%%

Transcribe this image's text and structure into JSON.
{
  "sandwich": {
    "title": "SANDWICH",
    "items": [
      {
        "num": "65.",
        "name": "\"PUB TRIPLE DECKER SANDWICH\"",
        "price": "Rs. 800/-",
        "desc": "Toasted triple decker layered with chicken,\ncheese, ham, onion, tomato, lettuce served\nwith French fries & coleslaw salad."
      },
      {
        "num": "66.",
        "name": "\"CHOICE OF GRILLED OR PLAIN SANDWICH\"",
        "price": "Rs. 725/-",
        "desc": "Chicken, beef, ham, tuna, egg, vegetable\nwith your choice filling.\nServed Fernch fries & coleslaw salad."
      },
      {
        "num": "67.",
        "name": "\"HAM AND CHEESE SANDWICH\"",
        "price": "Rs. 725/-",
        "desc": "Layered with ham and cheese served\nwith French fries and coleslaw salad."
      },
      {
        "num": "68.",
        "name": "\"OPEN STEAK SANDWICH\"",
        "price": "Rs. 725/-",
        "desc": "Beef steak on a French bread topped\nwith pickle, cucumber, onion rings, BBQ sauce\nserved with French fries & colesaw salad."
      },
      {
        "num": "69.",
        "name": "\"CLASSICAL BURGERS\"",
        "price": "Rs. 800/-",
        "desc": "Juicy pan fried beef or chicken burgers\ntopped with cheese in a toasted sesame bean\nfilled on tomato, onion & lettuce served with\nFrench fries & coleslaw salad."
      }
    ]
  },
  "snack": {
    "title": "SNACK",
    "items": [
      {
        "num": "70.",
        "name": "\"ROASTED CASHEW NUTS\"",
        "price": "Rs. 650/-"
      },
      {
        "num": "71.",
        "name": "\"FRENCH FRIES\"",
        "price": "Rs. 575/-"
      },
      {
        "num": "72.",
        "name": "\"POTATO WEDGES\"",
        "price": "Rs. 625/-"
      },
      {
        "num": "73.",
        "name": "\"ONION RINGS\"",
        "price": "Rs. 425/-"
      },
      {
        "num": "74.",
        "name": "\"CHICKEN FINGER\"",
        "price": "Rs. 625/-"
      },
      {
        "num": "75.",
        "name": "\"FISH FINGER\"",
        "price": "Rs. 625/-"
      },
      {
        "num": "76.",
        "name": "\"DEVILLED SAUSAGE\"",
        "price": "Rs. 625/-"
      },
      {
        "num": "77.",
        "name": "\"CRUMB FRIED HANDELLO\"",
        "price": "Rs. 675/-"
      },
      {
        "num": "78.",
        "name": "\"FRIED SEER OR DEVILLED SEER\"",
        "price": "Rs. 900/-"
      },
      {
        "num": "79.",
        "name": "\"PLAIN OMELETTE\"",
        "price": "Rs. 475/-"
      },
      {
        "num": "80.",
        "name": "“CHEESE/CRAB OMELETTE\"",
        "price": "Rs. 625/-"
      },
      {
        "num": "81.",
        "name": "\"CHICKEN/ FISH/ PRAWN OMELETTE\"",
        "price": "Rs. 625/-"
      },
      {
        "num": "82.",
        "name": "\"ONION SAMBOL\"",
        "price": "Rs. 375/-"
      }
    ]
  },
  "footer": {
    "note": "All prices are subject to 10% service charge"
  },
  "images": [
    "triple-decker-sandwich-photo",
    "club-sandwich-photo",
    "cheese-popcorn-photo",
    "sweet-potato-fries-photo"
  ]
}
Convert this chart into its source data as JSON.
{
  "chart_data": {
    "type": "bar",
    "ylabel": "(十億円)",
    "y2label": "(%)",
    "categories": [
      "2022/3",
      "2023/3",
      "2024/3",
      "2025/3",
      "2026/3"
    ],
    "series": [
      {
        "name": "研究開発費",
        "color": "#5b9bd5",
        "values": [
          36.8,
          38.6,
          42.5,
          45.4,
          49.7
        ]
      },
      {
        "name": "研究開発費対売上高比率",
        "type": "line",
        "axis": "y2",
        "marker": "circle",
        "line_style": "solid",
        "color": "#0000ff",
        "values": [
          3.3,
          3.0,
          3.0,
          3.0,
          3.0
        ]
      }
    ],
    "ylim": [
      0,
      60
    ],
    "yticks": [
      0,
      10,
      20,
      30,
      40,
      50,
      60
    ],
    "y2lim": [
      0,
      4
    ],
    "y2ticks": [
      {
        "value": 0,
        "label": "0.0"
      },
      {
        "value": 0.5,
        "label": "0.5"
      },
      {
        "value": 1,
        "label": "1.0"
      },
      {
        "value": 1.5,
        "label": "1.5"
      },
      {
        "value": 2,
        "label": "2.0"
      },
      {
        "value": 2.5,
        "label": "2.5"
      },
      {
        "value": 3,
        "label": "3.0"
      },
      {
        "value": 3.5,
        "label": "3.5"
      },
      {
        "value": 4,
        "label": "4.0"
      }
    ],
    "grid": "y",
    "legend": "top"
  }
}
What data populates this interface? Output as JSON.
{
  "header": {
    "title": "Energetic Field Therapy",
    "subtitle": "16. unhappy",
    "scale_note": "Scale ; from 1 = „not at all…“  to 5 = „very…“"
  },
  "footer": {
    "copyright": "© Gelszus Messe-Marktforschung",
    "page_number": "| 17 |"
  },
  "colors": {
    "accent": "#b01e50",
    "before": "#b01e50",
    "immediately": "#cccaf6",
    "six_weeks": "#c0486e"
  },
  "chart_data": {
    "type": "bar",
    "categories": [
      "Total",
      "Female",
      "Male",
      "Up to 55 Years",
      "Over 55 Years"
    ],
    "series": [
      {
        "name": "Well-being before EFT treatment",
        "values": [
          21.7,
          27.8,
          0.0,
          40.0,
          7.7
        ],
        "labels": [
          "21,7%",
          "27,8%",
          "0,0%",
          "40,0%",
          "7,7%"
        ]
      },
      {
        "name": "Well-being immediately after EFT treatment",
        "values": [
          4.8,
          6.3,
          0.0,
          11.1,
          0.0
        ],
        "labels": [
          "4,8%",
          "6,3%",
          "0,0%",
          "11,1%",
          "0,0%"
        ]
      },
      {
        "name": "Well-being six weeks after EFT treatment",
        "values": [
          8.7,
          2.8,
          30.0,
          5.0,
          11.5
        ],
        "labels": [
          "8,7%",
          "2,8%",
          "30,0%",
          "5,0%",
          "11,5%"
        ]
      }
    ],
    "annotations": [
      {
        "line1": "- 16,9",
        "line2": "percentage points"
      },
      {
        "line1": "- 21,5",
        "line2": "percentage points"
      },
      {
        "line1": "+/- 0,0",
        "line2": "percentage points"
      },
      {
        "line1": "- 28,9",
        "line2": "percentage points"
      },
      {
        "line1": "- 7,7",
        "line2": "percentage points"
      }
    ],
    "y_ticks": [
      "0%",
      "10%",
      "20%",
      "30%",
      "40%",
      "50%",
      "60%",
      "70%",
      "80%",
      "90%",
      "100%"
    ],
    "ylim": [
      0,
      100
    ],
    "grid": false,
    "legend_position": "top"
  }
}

%%

» **Set task**
Output the entries verbatim.

» **Written response**
Transcribe this image's text and structure into JSON.
{
  "sandwich": {
    "title": "SANDWICH",
    "items": [
      {
        "num": "65.",
        "name": "\"PUB TRIPLE DECKER SANDWICH\"",
        "price": "Rs. 800/-",
        "desc": "Toasted triple decker layered with chicken,\ncheese, ham, onion, tomato, lettuce served\nwith French fries & coleslaw salad."
      },
      {
        "num": "66.",
        "name": "\"CHOICE OF GRILLED OR PLAIN SANDWICH\"",
        "price": "Rs. 725/-",
        "desc": "Chicken, beef, ham, tuna, egg, vegetable\nwith your choice filling.\nServed Fernch fries & coleslaw salad."
      },
      {
        "num": "67.",
        "name": "\"HAM AND CHEESE SANDWICH\"",
        "price": "Rs. 725/-",
        "desc": "Layered with ham and cheese served\nwith French fries and coleslaw salad."
      },
      {
        "num": "68.",
        "name": "\"OPEN STEAK SANDWICH\"",
        "price": "Rs. 725/-",
        "desc": "Beef steak on a French bread topped\nwith pickle, cucumber, onion rings, BBQ sauce\nserved with French fries & colesaw salad."
      },
      {
        "num": "69.",
        "name": "\"CLASSICAL BURGERS\"",
        "price": "Rs. 800/-",
        "desc": "Juicy pan fried beef or chicken burgers\ntopped with cheese in a toasted sesame bean\nfilled on tomato, onion & lettuce served with\nFrench fries & coleslaw salad."
      }
    ]
  },
  "snack": {
    "title": "SNACK",
    "items": [
      {
        "num": "70.",
        "name": "\"ROASTED CASHEW NUTS\"",
        "price": "Rs. 650/-"
      },
      {
        "num": "71.",
        "name": "\"FRENCH FRIES\"",
        "price": "Rs. 575/-"
      },
      {
        "num": "72.",
        "name": "\"POTATO WEDGES\"",
        "price": "Rs. 625/-"
      },
      {
        "num": "73.",
        "name": "\"ONION RINGS\"",
        "price": "Rs. 425/-"
      },
      {
        "num": "74.",
        "name": "\"CHICKEN FINGER\"",
        "price": "Rs. 625/-"
      },
      {
        "num": "75.",
        "name": "\"FISH FINGER\"",
        "price": "Rs. 625/-"
      },
      {
        "num": "76.",
        "name": "\"DEVILLED SAUSAGE\"",
        "price": "Rs. 625/-"
      },
      {
        "num": "77.",
        "name": "\"CRUMB FRIED HANDELLO\"",
        "price": "Rs. 675/-"
      },
      {
        "num": "78.",
        "name": "\"FRIED SEER OR DEVILLED SEER\"",
        "price": "Rs. 900/-"
      },
      {
        "num": "79.",
        "name": "\"PLAIN OMELETTE\"",
        "price": "Rs. 475/-"
      },
      {
        "num": "80.",
        "name": "“CHEESE/CRAB OMELETTE\"",
        "price": "Rs. 625/-"
      },
      {
        "num": "81.",
        "name": "\"CHICKEN/ FISH/ PRAWN OMELETTE\"",
        "price": "Rs. 625/-"
      },
      {
        "num": "82.",
        "name": "\"ONION SAMBOL\"",
        "price": "Rs. 375/-"
      }
    ]
  },
  "footer": {
    "note": "All prices are subject to 10% service charge"
  },
  "images": [
    "triple-decker-sandwich-photo",
    "club-sandwich-photo",
    "cheese-popcorn-photo",
    "sweet-potato-fries-photo"
  ]
}
Convert this chart into its source data as JSON.
{
  "chart_data": {
    "type": "bar",
    "ylabel": "(十億円)",
    "y2label": "(%)",
    "categories": [
      "2022/3",
      "2023/3",
      "2024/3",
      "2025/3",
      "2026/3"
    ],
    "series": [
      {
        "name": "研究開発費",
        "color": "#5b9bd5",
        "values": [
          36.8,
          38.6,
          42.5,
          45.4,
          49.7
        ]
      },
      {
        "name": "研究開発費対売上高比率",
        "type": "line",
        "axis": "y2",
        "marker": "circle",
        "line_style": "solid",
        "color": "#0000ff",
        "values": [
          3.3,
          3.0,
          3.0,
          3.0,
          3.0
        ]
      }
    ],
    "ylim": [
      0,
      60
    ],
    "yticks": [
      0,
      10,
      20,
      30,
      40,
      50,
      60
    ],
    "y2lim": [
      0,
      4
    ],
    "y2ticks": [
      {
        "value": 0,
        "label": "0.0"
      },
      {
        "value": 0.5,
        "label": "0.5"
      },
      {
        "value": 1,
        "label": "1.0"
      },
      {
        "value": 1.5,
        "label": "1.5"
      },
      {
        "value": 2,
        "label": "2.0"
      },
      {
        "value": 2.5,
        "label": "2.5"
      },
      {
        "value": 3,
        "label": "3.0"
      },
      {
        "value": 3.5,
        "label": "3.5"
      },
      {
        "value": 4,
        "label": "4.0"
      }
    ],
    "grid": "y",
    "legend": "top"
  }
}
What data populates this interface? Output as JSON.
{
  "header": {
    "title": "Energetic Field Therapy",
    "subtitle": "16. unhappy",
    "scale_note": "Scale ; from 1 = „not at all…“  to 5 = „very…“"
  },
  "footer": {
    "copyright": "© Gelszus Messe-Marktforschung",
    "page_number": "| 17 |"
  },
  "colors": {
    "accent": "#b01e50",
    "before": "#b01e50",
    "immediately": "#cccaf6",
    "six_weeks": "#c0486e"
  },
  "chart_data": {
    "type": "bar",
    "categories": [
      "Total",
      "Female",
      "Male",
      "Up to 55 Years",
      "Over 55 Years"
    ],
    "series": [
      {
        "name": "Well-being before EFT treatment",
        "values": [
          21.7,
          27.8,
          0.0,
          40.0,
          7.7
        ],
        "labels": [
          "21,7%",
          "27,8%",
          "0,0%",
          "40,0%",
          "7,7%"
        ]
      },
      {
        "name": "Well-being immediately after EFT treatment",
        "values": [
          4.8,
          6.3,
          0.0,
          11.1,
          0.0
        ],
        "labels": [
          "4,8%",
          "6,3%",
          "0,0%",
          "11,1%",
          "0,0%"
        ]
      },
      {
        "name": "Well-being six weeks after EFT treatment",
        "values": [
          8.7,
          2.8,
          30.0,
          5.0,
          11.5
        ],
        "labels": [
          "8,7%",
          "2,8%",
          "30,0%",
          "5,0%",
          "11,5%"
        ]
      }
    ],
    "annotations": [
      {
        "line1": "- 16,9",
        "line2": "percentage points"
      },
      {
        "line1": "- 21,5",
        "line2": "percentage points"
      },
      {
        "line1": "+/- 0,0",
        "line2": "percentage points"
      },
      {
        "line1": "- 28,9",
        "line2": "percentage points"
      },
      {
        "line1": "- 7,7",
        "line2": "percentage points"
      }
    ],
    "y_ticks": [
      "0%",
      "10%",
      "20%",
      "30%",
      "40%",
      "50%",
      "60%",
      "70%",
      "80%",
      "90%",
      "100%"
    ],
    "ylim": [
      0,
      100
    ],
    "grid": false,
    "legend_position": "top"
  }
}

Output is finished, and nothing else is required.